Task requirements: Search the data below for the string "Rhopalosiphum". Extract every line that contains it.

Stored items from a collection:
□ □ □

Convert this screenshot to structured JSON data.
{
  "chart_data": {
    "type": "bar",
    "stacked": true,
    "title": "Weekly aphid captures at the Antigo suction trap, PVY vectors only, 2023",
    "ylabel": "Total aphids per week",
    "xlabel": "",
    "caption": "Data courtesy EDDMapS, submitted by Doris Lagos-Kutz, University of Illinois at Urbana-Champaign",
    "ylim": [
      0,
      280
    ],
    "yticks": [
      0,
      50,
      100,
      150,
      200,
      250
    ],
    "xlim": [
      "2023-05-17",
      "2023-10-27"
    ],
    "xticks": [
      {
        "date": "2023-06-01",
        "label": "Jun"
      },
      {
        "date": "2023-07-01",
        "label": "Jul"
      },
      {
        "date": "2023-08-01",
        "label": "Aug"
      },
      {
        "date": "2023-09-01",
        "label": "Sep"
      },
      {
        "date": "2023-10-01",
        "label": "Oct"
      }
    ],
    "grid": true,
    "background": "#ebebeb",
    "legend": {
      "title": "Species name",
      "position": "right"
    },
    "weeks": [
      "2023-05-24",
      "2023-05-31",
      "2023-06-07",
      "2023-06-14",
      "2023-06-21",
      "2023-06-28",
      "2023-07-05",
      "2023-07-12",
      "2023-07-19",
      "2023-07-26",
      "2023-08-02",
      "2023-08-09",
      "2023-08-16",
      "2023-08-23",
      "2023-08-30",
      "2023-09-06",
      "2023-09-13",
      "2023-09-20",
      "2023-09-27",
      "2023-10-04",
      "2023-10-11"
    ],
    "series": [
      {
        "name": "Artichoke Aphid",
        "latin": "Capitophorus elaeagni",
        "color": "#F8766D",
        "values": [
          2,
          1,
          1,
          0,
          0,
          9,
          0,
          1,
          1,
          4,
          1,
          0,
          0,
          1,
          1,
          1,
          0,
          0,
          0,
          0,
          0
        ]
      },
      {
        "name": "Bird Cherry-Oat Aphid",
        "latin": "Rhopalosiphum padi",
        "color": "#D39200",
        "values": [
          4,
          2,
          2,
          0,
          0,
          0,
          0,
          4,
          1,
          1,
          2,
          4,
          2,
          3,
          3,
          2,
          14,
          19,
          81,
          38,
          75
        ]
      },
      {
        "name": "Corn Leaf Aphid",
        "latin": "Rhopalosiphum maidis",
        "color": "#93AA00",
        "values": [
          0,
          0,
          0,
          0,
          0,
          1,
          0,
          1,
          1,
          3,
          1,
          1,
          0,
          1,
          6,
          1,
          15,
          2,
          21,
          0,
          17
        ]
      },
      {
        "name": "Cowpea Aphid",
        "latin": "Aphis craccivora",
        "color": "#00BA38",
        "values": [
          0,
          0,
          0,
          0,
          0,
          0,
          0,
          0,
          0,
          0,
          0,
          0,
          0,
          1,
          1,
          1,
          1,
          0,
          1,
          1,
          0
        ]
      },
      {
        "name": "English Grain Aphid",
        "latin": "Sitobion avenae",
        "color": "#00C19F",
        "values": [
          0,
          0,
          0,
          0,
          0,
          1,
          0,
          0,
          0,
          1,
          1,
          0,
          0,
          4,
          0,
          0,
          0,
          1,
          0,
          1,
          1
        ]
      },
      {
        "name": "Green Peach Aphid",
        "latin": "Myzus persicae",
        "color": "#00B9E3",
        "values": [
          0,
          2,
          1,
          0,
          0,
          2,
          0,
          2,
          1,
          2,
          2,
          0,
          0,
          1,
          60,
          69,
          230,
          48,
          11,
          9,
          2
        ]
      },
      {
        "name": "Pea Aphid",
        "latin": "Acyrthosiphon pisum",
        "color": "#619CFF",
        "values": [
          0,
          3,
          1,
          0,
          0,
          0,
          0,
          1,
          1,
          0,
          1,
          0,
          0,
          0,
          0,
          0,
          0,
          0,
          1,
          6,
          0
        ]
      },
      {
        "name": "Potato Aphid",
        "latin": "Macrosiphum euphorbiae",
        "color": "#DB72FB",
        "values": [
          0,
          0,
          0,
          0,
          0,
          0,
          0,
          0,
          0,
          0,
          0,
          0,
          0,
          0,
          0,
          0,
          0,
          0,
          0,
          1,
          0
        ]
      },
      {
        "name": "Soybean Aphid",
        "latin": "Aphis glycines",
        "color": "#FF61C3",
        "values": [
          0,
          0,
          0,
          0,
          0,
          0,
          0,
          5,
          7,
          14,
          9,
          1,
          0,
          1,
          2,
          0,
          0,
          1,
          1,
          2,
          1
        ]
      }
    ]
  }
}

□ □ □

Output below:
        "latin": "Rhopalosiphum padi",
        "latin": "Rhopalosiphum maidis",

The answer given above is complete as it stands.